* [Data records]:
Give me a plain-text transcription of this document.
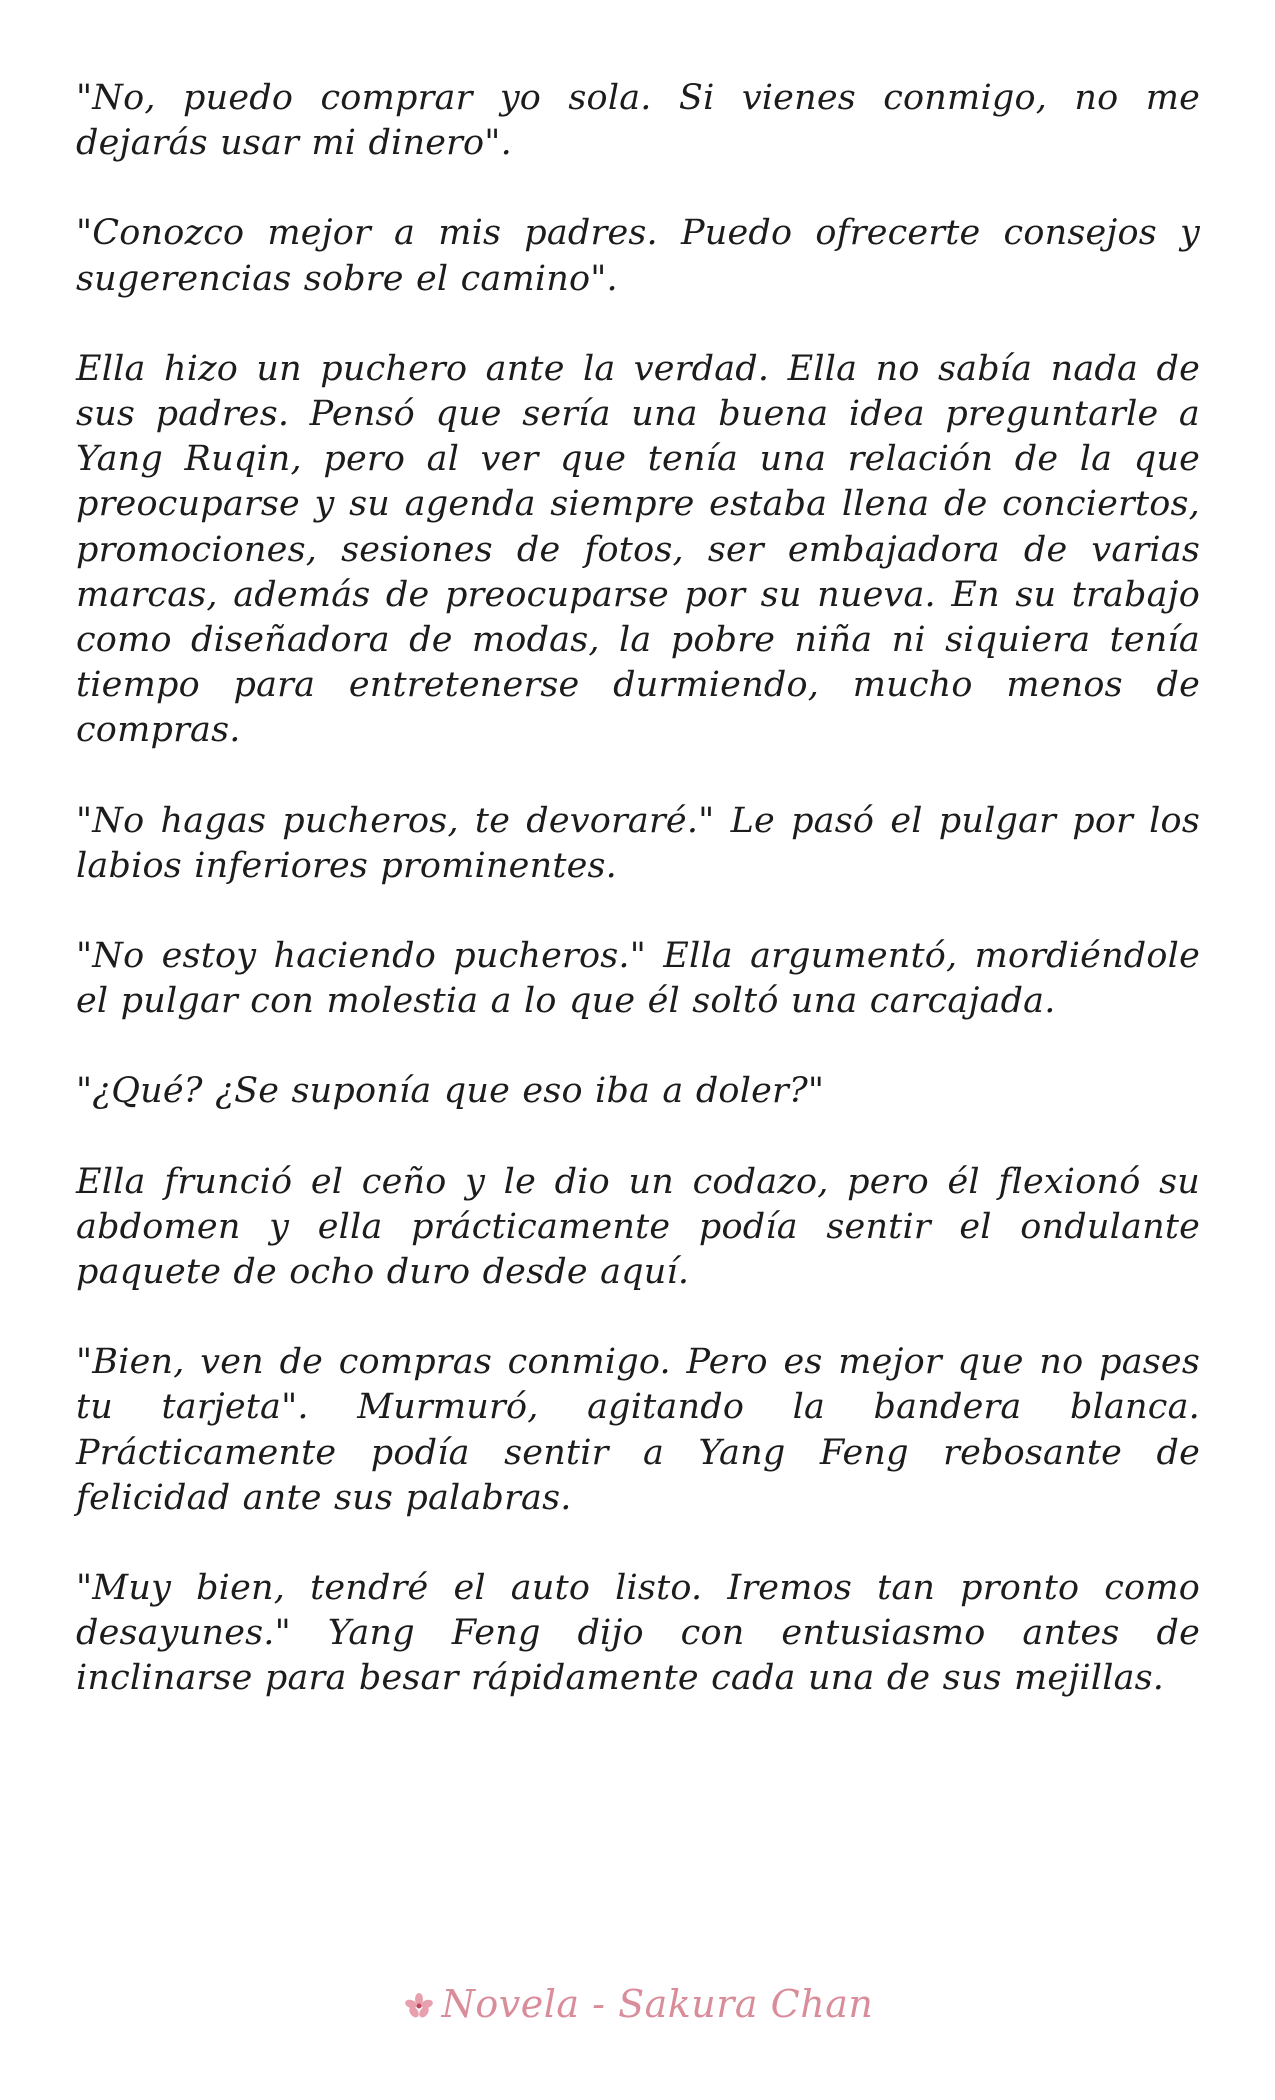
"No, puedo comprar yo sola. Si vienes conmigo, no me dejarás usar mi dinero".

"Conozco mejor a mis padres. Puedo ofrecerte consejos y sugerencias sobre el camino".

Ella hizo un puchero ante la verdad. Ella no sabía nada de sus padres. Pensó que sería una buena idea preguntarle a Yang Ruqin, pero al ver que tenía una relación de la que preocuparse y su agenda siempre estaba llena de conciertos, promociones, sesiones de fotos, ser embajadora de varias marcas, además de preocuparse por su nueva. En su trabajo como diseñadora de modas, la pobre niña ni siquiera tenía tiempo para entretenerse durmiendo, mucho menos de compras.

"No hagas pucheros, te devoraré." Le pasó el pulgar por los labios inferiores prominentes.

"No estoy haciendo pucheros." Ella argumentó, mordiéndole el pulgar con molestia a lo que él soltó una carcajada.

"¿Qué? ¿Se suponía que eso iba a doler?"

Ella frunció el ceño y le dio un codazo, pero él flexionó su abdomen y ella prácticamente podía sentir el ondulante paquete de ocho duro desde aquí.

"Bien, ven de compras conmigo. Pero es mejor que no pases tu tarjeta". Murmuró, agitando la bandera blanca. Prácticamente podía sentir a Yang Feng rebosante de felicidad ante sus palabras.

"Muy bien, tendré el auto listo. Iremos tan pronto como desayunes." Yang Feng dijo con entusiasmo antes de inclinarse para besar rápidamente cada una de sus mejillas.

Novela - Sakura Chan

* [Your goal]: Retype all entries exactly as they appear, dropping the images.

* [Answer for the task]:
Give me a plain-text transcription of this document.
"No, puedo comprar yo sola. Si vienes conmigo, no me dejarás usar mi dinero".

"Conozco mejor a mis padres. Puedo ofrecerte consejos y sugerencias sobre el camino".

Ella hizo un puchero ante la verdad. Ella no sabía nada de sus padres. Pensó que sería una buena idea preguntarle a Yang Ruqin, pero al ver que tenía una relación de la que preocuparse y su agenda siempre estaba llena de conciertos, promociones, sesiones de fotos, ser embajadora de varias marcas, además de preocuparse por su nueva. En su trabajo como diseñadora de modas, la pobre niña ni siquiera tenía tiempo para entretenerse durmiendo, mucho menos de compras.

"No hagas pucheros, te devoraré." Le pasó el pulgar por los labios inferiores prominentes.

"No estoy haciendo pucheros." Ella argumentó, mordiéndole el pulgar con molestia a lo que él soltó una carcajada.

"¿Qué? ¿Se suponía que eso iba a doler?"

Ella frunció el ceño y le dio un codazo, pero él flexionó su abdomen y ella prácticamente podía sentir el ondulante paquete de ocho duro desde aquí.

"Bien, ven de compras conmigo. Pero es mejor que no pases tu tarjeta". Murmuró, agitando la bandera blanca. Prácticamente podía sentir a Yang Feng rebosante de felicidad ante sus palabras.

"Muy bien, tendré el auto listo. Iremos tan pronto como desayunes." Yang Feng dijo con entusiasmo antes de inclinarse para besar rápidamente cada una de sus mejillas.

Novela - Sakura Chan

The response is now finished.